◆ **Task goal**
What is needed is an exact copy of all the records.
....
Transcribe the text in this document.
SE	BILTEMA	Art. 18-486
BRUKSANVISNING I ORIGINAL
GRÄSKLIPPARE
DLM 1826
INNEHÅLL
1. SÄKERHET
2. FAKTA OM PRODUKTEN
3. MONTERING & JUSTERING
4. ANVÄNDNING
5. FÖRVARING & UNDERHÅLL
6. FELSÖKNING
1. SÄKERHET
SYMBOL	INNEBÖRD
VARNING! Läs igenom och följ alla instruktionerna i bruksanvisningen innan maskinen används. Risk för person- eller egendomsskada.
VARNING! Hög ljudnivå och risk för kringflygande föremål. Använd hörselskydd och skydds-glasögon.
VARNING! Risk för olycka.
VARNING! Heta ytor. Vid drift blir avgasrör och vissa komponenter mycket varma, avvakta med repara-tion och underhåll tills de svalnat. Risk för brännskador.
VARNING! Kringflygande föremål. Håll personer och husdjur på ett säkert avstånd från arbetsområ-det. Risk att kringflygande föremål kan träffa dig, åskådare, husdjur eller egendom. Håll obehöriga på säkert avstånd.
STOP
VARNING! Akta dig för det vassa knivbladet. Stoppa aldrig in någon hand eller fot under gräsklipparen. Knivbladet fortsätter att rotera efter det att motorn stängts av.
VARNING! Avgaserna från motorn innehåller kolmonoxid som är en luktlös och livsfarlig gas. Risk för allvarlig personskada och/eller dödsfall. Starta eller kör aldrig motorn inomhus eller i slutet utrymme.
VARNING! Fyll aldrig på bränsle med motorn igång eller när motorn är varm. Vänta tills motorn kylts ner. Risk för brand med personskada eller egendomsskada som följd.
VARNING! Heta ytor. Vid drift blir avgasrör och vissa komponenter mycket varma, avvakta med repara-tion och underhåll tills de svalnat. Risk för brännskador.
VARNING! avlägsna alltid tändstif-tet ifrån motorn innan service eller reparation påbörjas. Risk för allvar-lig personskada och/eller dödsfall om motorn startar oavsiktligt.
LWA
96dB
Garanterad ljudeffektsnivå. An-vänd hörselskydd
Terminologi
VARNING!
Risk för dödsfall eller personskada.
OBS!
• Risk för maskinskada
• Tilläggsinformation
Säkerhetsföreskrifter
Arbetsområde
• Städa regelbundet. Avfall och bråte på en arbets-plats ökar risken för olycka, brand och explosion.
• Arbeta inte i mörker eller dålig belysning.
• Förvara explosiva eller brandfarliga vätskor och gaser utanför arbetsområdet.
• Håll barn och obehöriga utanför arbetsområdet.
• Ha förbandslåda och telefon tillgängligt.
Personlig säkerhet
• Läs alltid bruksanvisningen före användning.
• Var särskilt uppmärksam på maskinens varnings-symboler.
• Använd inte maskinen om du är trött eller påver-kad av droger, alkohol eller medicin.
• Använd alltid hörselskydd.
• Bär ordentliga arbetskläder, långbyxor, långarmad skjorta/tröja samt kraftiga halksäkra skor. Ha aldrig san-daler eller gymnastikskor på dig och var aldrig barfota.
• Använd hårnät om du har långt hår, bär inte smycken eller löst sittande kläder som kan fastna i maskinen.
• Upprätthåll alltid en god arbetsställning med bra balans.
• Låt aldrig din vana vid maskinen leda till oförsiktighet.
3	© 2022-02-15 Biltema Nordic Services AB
....
◆ **Solved problem**
Transcribe the text in this document.
SE	BILTEMA	Art. 18-486
BRUKSANVISNING I ORIGINAL
GRÄSKLIPPARE
DLM 1826
INNEHÅLL
1. SÄKERHET
2. FAKTA OM PRODUKTEN
3. MONTERING & JUSTERING
4. ANVÄNDNING
5. FÖRVARING & UNDERHÅLL
6. FELSÖKNING
1. SÄKERHET
SYMBOL	INNEBÖRD
VARNING! Läs igenom och följ alla instruktionerna i bruksanvisningen innan maskinen används. Risk för person- eller egendomsskada.
VARNING! Hög ljudnivå och risk för kringflygande föremål. Använd hörselskydd och skydds-glasögon.
VARNING! Risk för olycka.
VARNING! Heta ytor. Vid drift blir avgasrör och vissa komponenter mycket varma, avvakta med repara-tion och underhåll tills de svalnat. Risk för brännskador.
VARNING! Kringflygande föremål. Håll personer och husdjur på ett säkert avstånd från arbetsområ-det. Risk att kringflygande föremål kan träffa dig, åskådare, husdjur eller egendom. Håll obehöriga på säkert avstånd.
STOP
VARNING! Akta dig för det vassa knivbladet. Stoppa aldrig in någon hand eller fot under gräsklipparen. Knivbladet fortsätter att rotera efter det att motorn stängts av.
VARNING! Avgaserna från motorn innehåller kolmonoxid som är en luktlös och livsfarlig gas. Risk för allvarlig personskada och/eller dödsfall. Starta eller kör aldrig motorn inomhus eller i slutet utrymme.
VARNING! Fyll aldrig på bränsle med motorn igång eller när motorn är varm. Vänta tills motorn kylts ner. Risk för brand med personskada eller egendomsskada som följd.
VARNING! Heta ytor. Vid drift blir avgasrör och vissa komponenter mycket varma, avvakta med repara-tion och underhåll tills de svalnat. Risk för brännskador.
VARNING! avlägsna alltid tändstif-tet ifrån motorn innan service eller reparation påbörjas. Risk för allvar-lig personskada och/eller dödsfall om motorn startar oavsiktligt.
LWA
96dB
Garanterad ljudeffektsnivå. An-vänd hörselskydd
Terminologi
VARNING!
Risk för dödsfall eller personskada.
OBS!
• Risk för maskinskada
• Tilläggsinformation
Säkerhetsföreskrifter
Arbetsområde
• Städa regelbundet. Avfall och bråte på en arbets-plats ökar risken för olycka, brand och explosion.
• Arbeta inte i mörker eller dålig belysning.
• Förvara explosiva eller brandfarliga vätskor och gaser utanför arbetsområdet.
• Håll barn och obehöriga utanför arbetsområdet.
• Ha förbandslåda och telefon tillgängligt.
Personlig säkerhet
• Läs alltid bruksanvisningen före användning.
• Var särskilt uppmärksam på maskinens varnings-symboler.
• Använd inte maskinen om du är trött eller påver-kad av droger, alkohol eller medicin.
• Använd alltid hörselskydd.
• Bär ordentliga arbetskläder, långbyxor, långarmad skjorta/tröja samt kraftiga halksäkra skor. Ha aldrig san-daler eller gymnastikskor på dig och var aldrig barfota.
• Använd hårnät om du har långt hår, bär inte smycken eller löst sittande kläder som kan fastna i maskinen.
• Upprätthåll alltid en god arbetsställning med bra balans.
• Låt aldrig din vana vid maskinen leda till oförsiktighet.
3	© 2022-02-15 Biltema Nordic Services AB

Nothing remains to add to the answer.